■ Given exercise ■
Write out every record in full, exactly as written, please.

■ Extracted material ■

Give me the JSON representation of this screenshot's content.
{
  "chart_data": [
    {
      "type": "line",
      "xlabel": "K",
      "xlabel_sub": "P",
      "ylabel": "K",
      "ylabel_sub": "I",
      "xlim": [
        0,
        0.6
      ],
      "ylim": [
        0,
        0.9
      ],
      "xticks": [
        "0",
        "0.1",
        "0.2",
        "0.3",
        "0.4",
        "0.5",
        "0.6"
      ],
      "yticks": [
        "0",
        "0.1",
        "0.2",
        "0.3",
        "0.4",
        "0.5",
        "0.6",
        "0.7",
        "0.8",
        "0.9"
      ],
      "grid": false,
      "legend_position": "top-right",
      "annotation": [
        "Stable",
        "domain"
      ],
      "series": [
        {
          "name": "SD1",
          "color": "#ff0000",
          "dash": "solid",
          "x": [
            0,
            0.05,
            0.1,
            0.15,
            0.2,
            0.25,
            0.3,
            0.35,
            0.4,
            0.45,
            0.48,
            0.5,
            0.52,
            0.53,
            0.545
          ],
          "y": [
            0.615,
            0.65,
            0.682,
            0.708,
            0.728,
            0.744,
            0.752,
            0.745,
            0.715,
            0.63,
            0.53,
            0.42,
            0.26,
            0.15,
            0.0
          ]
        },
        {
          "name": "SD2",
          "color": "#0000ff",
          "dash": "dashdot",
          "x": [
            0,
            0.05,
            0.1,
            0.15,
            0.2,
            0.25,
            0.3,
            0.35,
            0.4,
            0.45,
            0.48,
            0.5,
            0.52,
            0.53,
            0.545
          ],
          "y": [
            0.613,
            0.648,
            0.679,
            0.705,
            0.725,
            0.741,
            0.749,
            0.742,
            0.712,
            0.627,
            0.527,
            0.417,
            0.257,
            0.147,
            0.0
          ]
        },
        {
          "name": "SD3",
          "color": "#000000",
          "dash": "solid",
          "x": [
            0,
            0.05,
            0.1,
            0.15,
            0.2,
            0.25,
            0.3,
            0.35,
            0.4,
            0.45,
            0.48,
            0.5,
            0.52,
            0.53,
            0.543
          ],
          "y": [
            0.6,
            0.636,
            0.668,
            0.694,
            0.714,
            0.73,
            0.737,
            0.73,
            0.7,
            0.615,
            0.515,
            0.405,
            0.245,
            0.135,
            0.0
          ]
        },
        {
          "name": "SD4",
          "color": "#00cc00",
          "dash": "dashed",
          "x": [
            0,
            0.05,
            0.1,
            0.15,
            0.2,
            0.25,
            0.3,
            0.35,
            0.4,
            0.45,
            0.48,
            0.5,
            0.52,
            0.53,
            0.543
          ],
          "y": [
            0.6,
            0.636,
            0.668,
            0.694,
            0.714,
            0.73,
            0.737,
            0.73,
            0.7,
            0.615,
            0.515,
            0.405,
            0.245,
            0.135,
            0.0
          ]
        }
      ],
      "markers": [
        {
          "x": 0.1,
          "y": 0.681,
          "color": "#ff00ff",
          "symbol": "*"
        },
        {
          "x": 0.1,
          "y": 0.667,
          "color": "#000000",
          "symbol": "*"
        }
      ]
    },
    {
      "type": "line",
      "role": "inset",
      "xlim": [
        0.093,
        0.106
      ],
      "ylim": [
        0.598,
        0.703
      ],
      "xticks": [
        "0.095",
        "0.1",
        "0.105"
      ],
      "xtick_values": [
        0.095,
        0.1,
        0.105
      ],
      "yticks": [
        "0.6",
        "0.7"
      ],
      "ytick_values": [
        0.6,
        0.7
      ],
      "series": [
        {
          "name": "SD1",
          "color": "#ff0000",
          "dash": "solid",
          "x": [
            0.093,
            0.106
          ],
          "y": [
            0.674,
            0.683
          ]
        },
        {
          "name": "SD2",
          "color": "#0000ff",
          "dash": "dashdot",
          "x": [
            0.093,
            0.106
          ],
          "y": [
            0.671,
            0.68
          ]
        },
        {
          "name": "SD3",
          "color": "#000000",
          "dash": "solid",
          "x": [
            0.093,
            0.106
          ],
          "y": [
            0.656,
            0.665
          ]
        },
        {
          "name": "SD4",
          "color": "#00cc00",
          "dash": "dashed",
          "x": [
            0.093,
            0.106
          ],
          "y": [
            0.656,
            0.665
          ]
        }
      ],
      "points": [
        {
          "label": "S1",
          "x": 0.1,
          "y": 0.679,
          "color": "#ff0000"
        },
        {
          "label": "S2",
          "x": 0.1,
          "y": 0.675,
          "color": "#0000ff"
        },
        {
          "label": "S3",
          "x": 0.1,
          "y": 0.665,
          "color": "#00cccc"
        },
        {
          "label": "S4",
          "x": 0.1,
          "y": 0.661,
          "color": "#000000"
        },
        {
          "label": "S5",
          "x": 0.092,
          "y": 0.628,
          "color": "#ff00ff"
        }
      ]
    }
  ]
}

■ Task output ■
Give me the JSON representation of this screenshot's content.
{
  "chart_data": [
    {
      "type": "line",
      "xlabel": "K",
      "xlabel_sub": "P",
      "ylabel": "K",
      "ylabel_sub": "I",
      "xlim": [
        0,
        0.6
      ],
      "ylim": [
        0,
        0.9
      ],
      "xticks": [
        "0",
        "0.1",
        "0.2",
        "0.3",
        "0.4",
        "0.5",
        "0.6"
      ],
      "yticks": [
        "0",
        "0.1",
        "0.2",
        "0.3",
        "0.4",
        "0.5",
        "0.6",
        "0.7",
        "0.8",
        "0.9"
      ],
      "grid": false,
      "legend_position": "top-right",
      "annotation": [
        "Stable",
        "domain"
      ],
      "series": [
        {
          "name": "SD1",
          "color": "#ff0000",
          "dash": "solid",
          "x": [
            0,
            0.05,
            0.1,
            0.15,
            0.2,
            0.25,
            0.3,
            0.35,
            0.4,
            0.45,
            0.48,
            0.5,
            0.52,
            0.53,
            0.545
          ],
          "y": [
            0.615,
            0.65,
            0.682,
            0.708,
            0.728,
            0.744,
            0.752,
            0.745,
            0.715,
            0.63,
            0.53,
            0.42,
            0.26,
            0.15,
            0.0
          ]
        },
        {
          "name": "SD2",
          "color": "#0000ff",
          "dash": "dashdot",
          "x": [
            0,
            0.05,
            0.1,
            0.15,
            0.2,
            0.25,
            0.3,
            0.35,
            0.4,
            0.45,
            0.48,
            0.5,
            0.52,
            0.53,
            0.545
          ],
          "y": [
            0.613,
            0.648,
            0.679,
            0.705,
            0.725,
            0.741,
            0.749,
            0.742,
            0.712,
            0.627,
            0.527,
            0.417,
            0.257,
            0.147,
            0.0
          ]
        },
        {
          "name": "SD3",
          "color": "#000000",
          "dash": "solid",
          "x": [
            0,
            0.05,
            0.1,
            0.15,
            0.2,
            0.25,
            0.3,
            0.35,
            0.4,
            0.45,
            0.48,
            0.5,
            0.52,
            0.53,
            0.543
          ],
          "y": [
            0.6,
            0.636,
            0.668,
            0.694,
            0.714,
            0.73,
            0.737,
            0.73,
            0.7,
            0.615,
            0.515,
            0.405,
            0.245,
            0.135,
            0.0
          ]
        },
        {
          "name": "SD4",
          "color": "#00cc00",
          "dash": "dashed",
          "x": [
            0,
            0.05,
            0.1,
            0.15,
            0.2,
            0.25,
            0.3,
            0.35,
            0.4,
            0.45,
            0.48,
            0.5,
            0.52,
            0.53,
            0.543
          ],
          "y": [
            0.6,
            0.636,
            0.668,
            0.694,
            0.714,
            0.73,
            0.737,
            0.73,
            0.7,
            0.615,
            0.515,
            0.405,
            0.245,
            0.135,
            0.0
          ]
        }
      ],
      "markers": [
        {
          "x": 0.1,
          "y": 0.681,
          "color": "#ff00ff",
          "symbol": "*"
        },
        {
          "x": 0.1,
          "y": 0.667,
          "color": "#000000",
          "symbol": "*"
        }
      ]
    },
    {
      "type": "line",
      "role": "inset",
      "xlim": [
        0.093,
        0.106
      ],
      "ylim": [
        0.598,
        0.703
      ],
      "xticks": [
        "0.095",
        "0.1",
        "0.105"
      ],
      "xtick_values": [
        0.095,
        0.1,
        0.105
      ],
      "yticks": [
        "0.6",
        "0.7"
      ],
      "ytick_values": [
        0.6,
        0.7
      ],
      "series": [
        {
          "name": "SD1",
          "color": "#ff0000",
          "dash": "solid",
          "x": [
            0.093,
            0.106
          ],
          "y": [
            0.674,
            0.683
          ]
        },
        {
          "name": "SD2",
          "color": "#0000ff",
          "dash": "dashdot",
          "x": [
            0.093,
            0.106
          ],
          "y": [
            0.671,
            0.68
          ]
        },
        {
          "name": "SD3",
          "color": "#000000",
          "dash": "solid",
          "x": [
            0.093,
            0.106
          ],
          "y": [
            0.656,
            0.665
          ]
        },
        {
          "name": "SD4",
          "color": "#00cc00",
          "dash": "dashed",
          "x": [
            0.093,
            0.106
          ],
          "y": [
            0.656,
            0.665
          ]
        }
      ],
      "points": [
        {
          "label": "S1",
          "x": 0.1,
          "y": 0.679,
          "color": "#ff0000"
        },
        {
          "label": "S2",
          "x": 0.1,
          "y": 0.675,
          "color": "#0000ff"
        },
        {
          "label": "S3",
          "x": 0.1,
          "y": 0.665,
          "color": "#00cccc"
        },
        {
          "label": "S4",
          "x": 0.1,
          "y": 0.661,
          "color": "#000000"
        },
        {
          "label": "S5",
          "x": 0.092,
          "y": 0.628,
          "color": "#ff00ff"
        }
      ]
    }
  ]
}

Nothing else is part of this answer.